> **PROBLEM DETAILS**
Give only the number of lines in the data that include the string "Employment".

> **RECORDS TO USE**

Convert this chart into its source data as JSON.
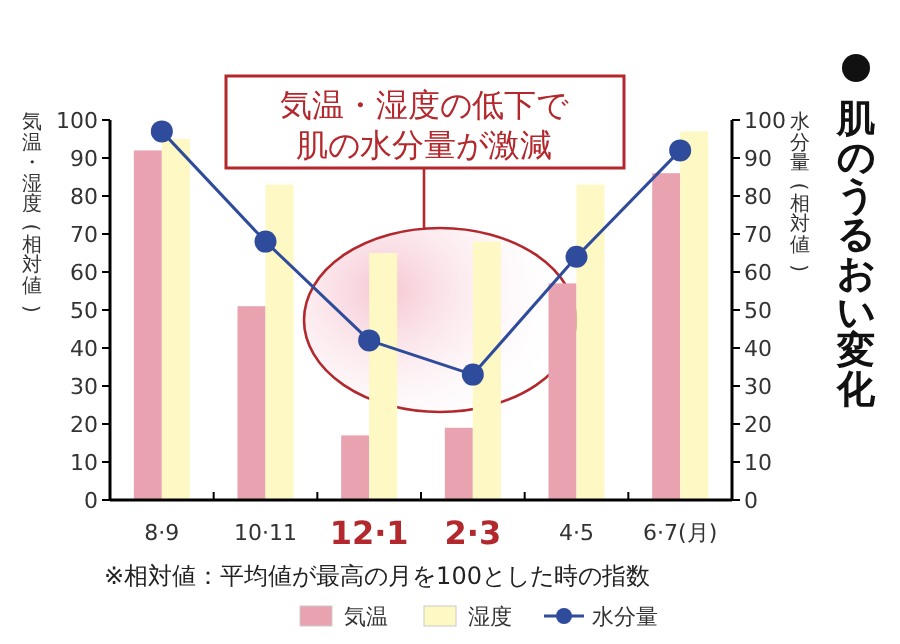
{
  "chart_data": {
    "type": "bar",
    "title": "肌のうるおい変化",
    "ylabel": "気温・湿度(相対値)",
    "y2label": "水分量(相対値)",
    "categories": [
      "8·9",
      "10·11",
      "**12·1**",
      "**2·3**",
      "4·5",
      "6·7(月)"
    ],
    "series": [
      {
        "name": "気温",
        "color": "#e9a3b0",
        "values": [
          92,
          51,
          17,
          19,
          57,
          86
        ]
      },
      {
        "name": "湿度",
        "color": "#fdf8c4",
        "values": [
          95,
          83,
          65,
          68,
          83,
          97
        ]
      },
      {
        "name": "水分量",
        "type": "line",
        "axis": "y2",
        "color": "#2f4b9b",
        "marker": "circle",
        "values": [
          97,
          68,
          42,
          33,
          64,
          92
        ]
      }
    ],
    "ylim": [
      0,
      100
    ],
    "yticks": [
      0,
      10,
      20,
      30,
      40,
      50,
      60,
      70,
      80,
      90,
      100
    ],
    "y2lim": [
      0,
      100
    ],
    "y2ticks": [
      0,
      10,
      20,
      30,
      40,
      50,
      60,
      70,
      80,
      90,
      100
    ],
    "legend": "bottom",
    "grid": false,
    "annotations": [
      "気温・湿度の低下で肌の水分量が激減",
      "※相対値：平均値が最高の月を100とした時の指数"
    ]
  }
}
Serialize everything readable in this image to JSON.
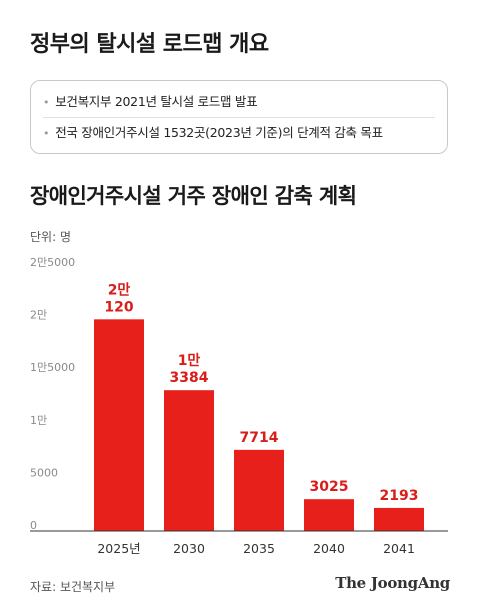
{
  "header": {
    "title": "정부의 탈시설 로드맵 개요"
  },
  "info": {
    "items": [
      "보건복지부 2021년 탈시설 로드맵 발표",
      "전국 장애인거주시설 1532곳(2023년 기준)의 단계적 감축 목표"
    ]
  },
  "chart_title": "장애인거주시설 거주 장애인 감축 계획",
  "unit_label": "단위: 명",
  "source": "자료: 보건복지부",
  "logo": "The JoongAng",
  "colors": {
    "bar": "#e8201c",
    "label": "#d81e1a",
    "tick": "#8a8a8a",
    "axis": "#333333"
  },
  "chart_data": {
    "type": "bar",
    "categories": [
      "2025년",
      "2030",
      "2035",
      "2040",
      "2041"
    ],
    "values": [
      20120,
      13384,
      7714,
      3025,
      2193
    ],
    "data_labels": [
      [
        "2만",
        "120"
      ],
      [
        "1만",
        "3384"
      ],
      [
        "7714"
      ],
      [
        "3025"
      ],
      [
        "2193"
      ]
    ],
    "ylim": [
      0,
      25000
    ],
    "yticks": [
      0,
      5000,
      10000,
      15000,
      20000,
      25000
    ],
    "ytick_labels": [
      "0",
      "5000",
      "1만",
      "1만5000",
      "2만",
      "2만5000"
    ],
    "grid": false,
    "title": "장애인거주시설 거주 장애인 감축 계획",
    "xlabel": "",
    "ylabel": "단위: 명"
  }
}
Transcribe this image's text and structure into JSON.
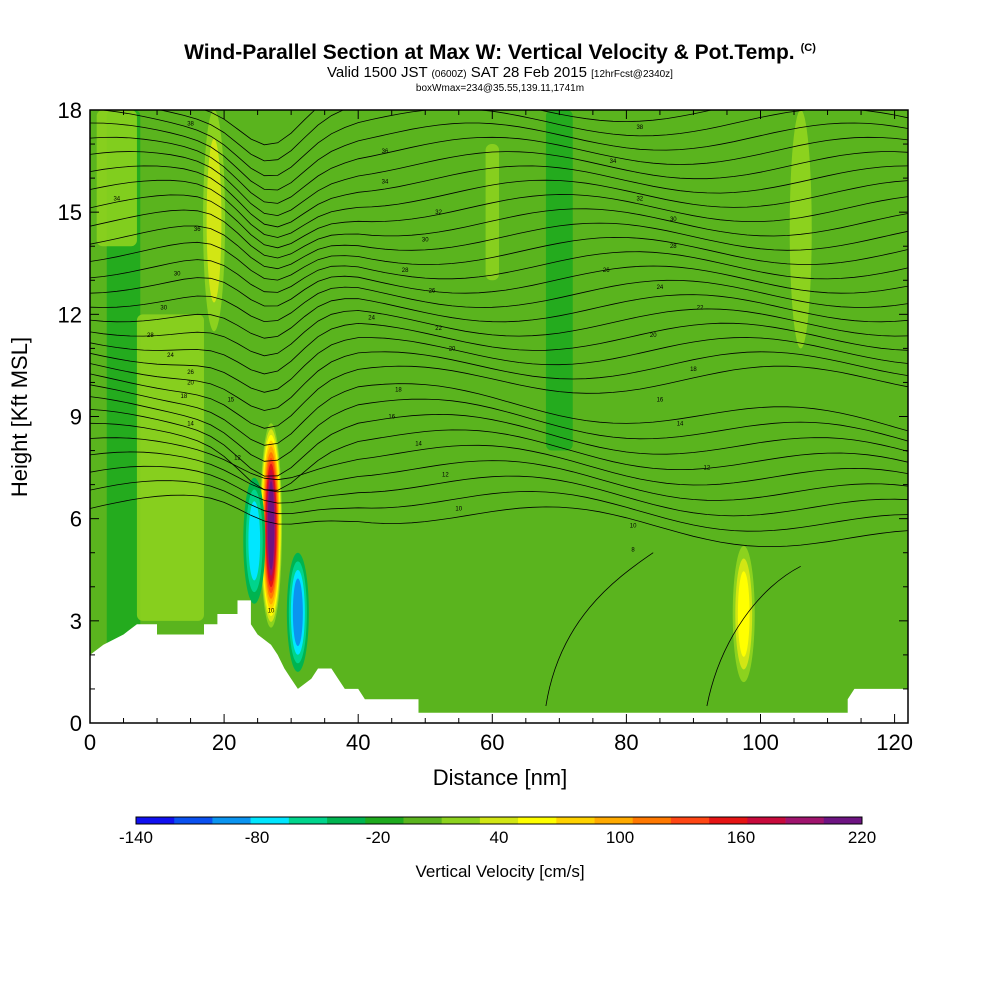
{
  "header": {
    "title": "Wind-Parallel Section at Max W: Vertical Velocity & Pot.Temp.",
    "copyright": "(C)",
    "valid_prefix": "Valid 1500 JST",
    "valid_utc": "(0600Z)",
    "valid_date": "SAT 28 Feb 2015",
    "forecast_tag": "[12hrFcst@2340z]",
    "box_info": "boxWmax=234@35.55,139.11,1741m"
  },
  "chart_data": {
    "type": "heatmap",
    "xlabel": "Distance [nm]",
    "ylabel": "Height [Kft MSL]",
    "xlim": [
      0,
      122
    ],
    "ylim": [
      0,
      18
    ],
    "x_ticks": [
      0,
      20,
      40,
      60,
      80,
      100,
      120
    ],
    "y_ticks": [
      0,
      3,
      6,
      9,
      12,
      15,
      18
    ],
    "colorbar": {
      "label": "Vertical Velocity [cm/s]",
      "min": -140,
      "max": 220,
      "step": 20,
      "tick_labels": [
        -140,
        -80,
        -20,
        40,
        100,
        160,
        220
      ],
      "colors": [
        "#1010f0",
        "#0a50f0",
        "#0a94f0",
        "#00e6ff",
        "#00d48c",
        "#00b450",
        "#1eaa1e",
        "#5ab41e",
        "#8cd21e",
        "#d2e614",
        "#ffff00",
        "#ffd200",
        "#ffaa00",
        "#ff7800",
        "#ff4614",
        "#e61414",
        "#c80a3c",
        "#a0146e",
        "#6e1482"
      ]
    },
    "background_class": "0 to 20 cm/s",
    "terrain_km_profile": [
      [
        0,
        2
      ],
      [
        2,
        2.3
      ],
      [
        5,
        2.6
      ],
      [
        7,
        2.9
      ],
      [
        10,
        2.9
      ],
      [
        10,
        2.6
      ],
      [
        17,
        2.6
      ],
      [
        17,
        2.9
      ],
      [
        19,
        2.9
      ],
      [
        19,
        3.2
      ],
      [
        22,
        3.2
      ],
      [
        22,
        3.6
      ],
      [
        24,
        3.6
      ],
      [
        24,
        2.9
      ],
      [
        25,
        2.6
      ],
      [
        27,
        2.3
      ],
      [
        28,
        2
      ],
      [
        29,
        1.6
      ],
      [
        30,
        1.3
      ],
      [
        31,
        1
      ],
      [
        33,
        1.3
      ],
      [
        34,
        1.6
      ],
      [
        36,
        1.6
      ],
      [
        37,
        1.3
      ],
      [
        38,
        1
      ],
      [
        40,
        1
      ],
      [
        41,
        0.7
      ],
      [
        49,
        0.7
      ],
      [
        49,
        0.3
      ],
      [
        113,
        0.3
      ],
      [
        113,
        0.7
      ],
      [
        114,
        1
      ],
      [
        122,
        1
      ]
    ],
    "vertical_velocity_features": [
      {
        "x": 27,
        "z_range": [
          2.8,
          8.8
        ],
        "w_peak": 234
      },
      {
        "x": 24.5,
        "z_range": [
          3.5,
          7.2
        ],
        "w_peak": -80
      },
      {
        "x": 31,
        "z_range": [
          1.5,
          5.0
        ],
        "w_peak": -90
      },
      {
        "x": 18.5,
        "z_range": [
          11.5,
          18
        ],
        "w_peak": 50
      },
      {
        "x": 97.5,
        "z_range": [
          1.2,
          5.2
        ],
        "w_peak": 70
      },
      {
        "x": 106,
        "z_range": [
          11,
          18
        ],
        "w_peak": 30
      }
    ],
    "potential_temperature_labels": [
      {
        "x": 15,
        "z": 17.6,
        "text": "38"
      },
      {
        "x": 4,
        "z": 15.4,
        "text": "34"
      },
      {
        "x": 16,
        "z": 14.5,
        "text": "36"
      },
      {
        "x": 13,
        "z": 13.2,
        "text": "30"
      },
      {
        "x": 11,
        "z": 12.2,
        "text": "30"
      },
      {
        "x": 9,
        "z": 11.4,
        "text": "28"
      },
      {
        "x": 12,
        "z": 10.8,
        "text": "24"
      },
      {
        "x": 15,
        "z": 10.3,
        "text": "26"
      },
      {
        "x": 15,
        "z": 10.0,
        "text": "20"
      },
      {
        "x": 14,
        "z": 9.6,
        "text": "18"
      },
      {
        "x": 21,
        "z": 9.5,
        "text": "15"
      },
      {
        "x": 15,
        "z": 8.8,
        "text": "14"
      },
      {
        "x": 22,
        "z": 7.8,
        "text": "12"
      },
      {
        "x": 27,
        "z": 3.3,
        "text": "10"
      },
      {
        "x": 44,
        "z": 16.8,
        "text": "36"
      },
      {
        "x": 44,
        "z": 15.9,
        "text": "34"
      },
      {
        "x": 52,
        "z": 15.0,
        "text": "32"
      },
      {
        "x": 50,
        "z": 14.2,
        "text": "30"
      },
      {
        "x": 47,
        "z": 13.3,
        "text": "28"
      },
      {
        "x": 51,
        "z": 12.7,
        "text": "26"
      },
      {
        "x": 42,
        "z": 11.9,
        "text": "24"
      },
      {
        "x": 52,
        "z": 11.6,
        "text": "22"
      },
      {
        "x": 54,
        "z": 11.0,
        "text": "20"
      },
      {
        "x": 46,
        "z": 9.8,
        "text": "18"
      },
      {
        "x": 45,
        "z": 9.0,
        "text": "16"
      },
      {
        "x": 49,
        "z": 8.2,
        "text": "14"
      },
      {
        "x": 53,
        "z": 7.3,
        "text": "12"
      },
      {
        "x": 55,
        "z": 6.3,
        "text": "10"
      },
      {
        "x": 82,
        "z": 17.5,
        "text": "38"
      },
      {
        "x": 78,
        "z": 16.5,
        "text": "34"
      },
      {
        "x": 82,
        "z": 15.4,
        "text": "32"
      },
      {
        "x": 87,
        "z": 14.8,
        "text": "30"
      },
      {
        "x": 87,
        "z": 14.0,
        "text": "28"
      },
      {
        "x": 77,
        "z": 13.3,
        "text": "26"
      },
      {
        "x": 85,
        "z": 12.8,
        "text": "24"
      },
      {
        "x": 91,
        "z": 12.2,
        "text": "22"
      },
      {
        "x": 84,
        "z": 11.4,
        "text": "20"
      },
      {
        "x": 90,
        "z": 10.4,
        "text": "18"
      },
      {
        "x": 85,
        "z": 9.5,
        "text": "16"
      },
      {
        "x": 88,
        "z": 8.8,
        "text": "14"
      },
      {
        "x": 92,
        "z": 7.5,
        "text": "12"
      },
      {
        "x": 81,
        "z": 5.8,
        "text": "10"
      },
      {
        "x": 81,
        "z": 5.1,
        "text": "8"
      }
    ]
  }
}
--
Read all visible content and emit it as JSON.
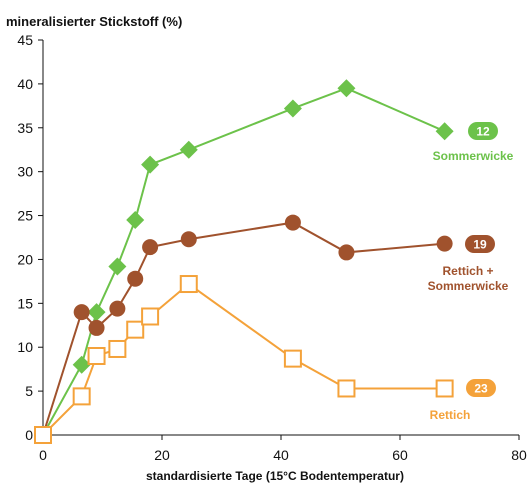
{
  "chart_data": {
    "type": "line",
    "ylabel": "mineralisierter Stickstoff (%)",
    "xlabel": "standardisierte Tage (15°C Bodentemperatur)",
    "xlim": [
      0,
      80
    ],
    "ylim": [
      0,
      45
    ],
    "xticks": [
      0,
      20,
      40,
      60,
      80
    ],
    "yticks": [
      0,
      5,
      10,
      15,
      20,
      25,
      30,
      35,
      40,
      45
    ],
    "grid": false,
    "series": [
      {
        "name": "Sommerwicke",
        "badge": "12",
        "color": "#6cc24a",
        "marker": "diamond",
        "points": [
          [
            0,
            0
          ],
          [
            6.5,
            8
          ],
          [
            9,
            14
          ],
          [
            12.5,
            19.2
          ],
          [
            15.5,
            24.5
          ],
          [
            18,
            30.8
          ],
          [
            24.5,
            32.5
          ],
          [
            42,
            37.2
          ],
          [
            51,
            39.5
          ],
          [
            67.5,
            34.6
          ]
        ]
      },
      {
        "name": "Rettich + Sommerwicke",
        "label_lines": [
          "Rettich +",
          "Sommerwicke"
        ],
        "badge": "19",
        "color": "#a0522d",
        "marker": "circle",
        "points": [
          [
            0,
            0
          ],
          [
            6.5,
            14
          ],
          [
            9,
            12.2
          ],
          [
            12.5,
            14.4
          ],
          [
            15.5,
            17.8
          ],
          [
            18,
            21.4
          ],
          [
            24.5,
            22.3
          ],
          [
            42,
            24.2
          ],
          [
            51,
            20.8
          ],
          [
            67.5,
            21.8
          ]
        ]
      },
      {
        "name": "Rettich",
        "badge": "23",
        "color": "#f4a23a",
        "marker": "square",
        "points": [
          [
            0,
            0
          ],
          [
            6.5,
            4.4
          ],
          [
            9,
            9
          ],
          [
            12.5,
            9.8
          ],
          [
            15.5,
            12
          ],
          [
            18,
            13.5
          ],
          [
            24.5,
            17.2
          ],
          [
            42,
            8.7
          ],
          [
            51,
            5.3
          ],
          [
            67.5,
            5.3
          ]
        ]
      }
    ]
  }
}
* * *
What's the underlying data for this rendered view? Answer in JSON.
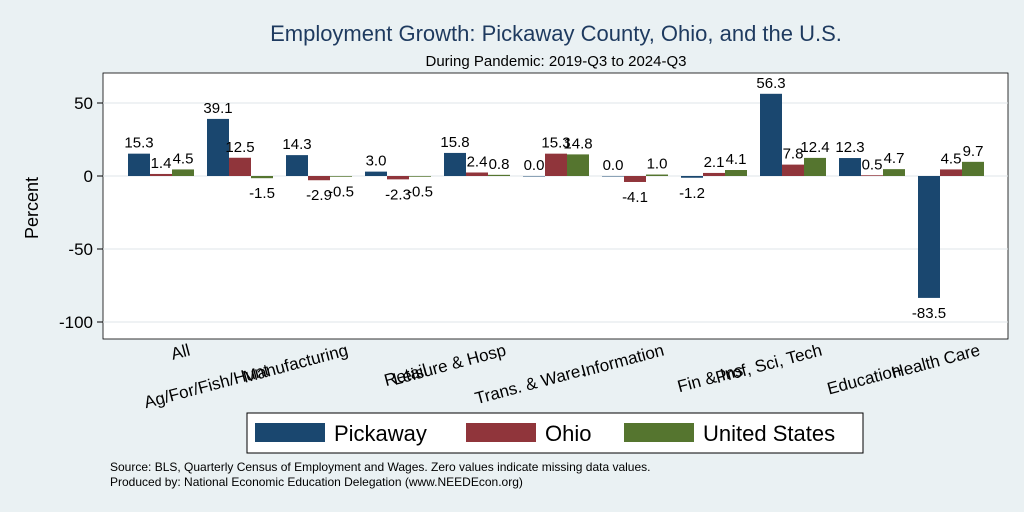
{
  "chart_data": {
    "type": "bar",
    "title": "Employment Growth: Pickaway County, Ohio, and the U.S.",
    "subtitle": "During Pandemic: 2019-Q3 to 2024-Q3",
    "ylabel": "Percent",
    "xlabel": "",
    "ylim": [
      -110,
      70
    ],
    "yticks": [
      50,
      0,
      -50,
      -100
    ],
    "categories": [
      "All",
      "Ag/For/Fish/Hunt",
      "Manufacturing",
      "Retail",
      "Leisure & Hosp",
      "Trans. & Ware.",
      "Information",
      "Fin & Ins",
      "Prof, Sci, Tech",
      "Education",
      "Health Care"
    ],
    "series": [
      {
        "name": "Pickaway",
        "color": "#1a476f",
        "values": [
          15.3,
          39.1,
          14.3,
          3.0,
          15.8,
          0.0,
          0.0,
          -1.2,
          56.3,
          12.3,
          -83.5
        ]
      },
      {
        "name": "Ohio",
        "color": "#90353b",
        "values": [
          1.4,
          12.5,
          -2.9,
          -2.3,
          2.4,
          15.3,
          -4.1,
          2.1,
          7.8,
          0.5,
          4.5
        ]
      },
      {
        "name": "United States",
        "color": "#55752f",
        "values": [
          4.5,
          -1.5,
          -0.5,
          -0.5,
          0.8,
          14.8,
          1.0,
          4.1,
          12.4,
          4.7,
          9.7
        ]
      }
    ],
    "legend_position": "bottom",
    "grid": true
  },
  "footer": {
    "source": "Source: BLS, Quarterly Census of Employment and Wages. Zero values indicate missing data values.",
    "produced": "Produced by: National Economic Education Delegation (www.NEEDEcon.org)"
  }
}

> **OUTPUT FOR THIS TASK**
2